Problem to solve. Would you quote every entry exactly, dropping only the pictures?

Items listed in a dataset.
——————

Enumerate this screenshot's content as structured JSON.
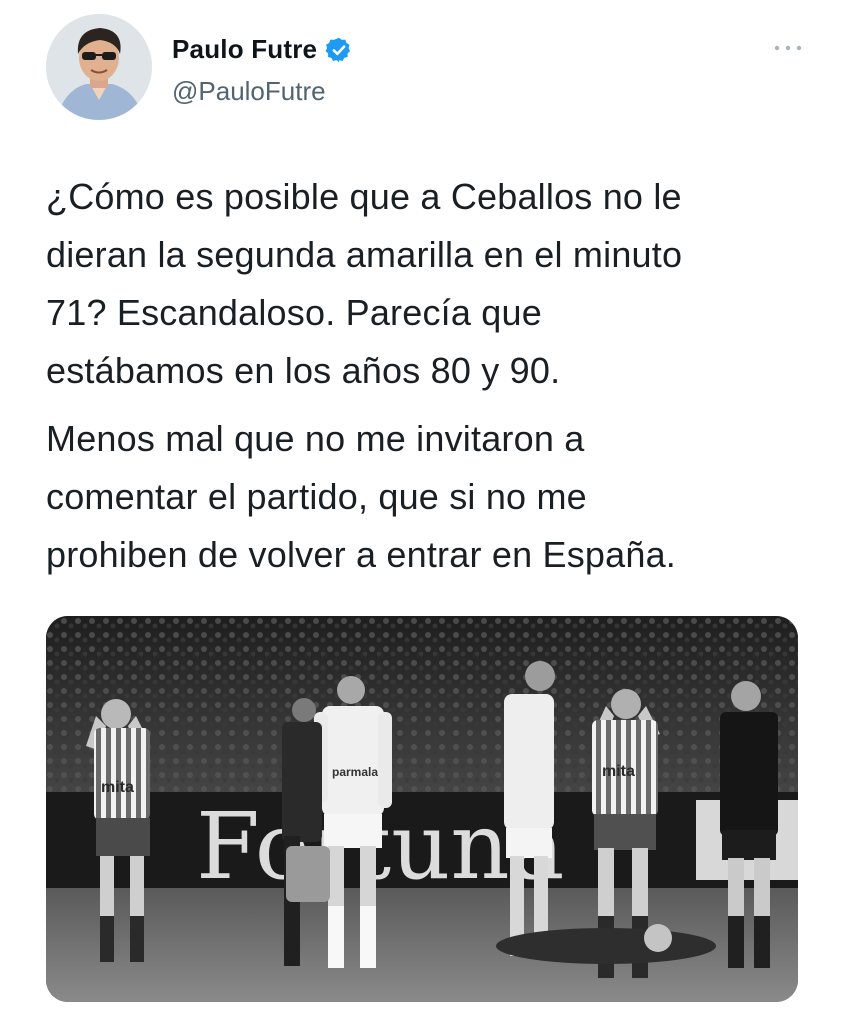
{
  "author": {
    "display_name": "Paulo Futre",
    "handle": "@PauloFutre",
    "verified": true,
    "avatar_icon": "profile-photo",
    "verified_icon": "verified-badge-icon",
    "more_icon": "more-dots-icon"
  },
  "tweet": {
    "paragraphs": [
      "¿Cómo es posible que a Ceballos no le\ndieran la segunda amarilla en el minuto\n71? Escandaloso. Parecía que\nestábamos en los años 80 y 90.",
      "Menos mal que no me invitaron a\ncomentar el partido, que si no me\nprohiben de volver a entrar en España."
    ]
  },
  "media": {
    "type": "photo",
    "style": "black-and-white",
    "board_text": "Fortuna",
    "shirt_text_striped": "mita",
    "shirt_text_white": "parmalat"
  },
  "colors": {
    "text": "#0f1419",
    "secondary": "#536471",
    "verified": "#1d9bf0"
  }
}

——————

The answer.
Enumerate this screenshot's content as structured JSON.
{
  "author": {
    "display_name": "Paulo Futre",
    "handle": "@PauloFutre",
    "verified": true,
    "avatar_icon": "profile-photo",
    "verified_icon": "verified-badge-icon",
    "more_icon": "more-dots-icon"
  },
  "tweet": {
    "paragraphs": [
      "¿Cómo es posible que a Ceballos no le\ndieran la segunda amarilla en el minuto\n71? Escandaloso. Parecía que\nestábamos en los años 80 y 90.",
      "Menos mal que no me invitaron a\ncomentar el partido, que si no me\nprohiben de volver a entrar en España."
    ]
  },
  "media": {
    "type": "photo",
    "style": "black-and-white",
    "board_text": "Fortuna",
    "shirt_text_striped": "mita",
    "shirt_text_white": "parmalat"
  },
  "colors": {
    "text": "#0f1419",
    "secondary": "#536471",
    "verified": "#1d9bf0"
  }
}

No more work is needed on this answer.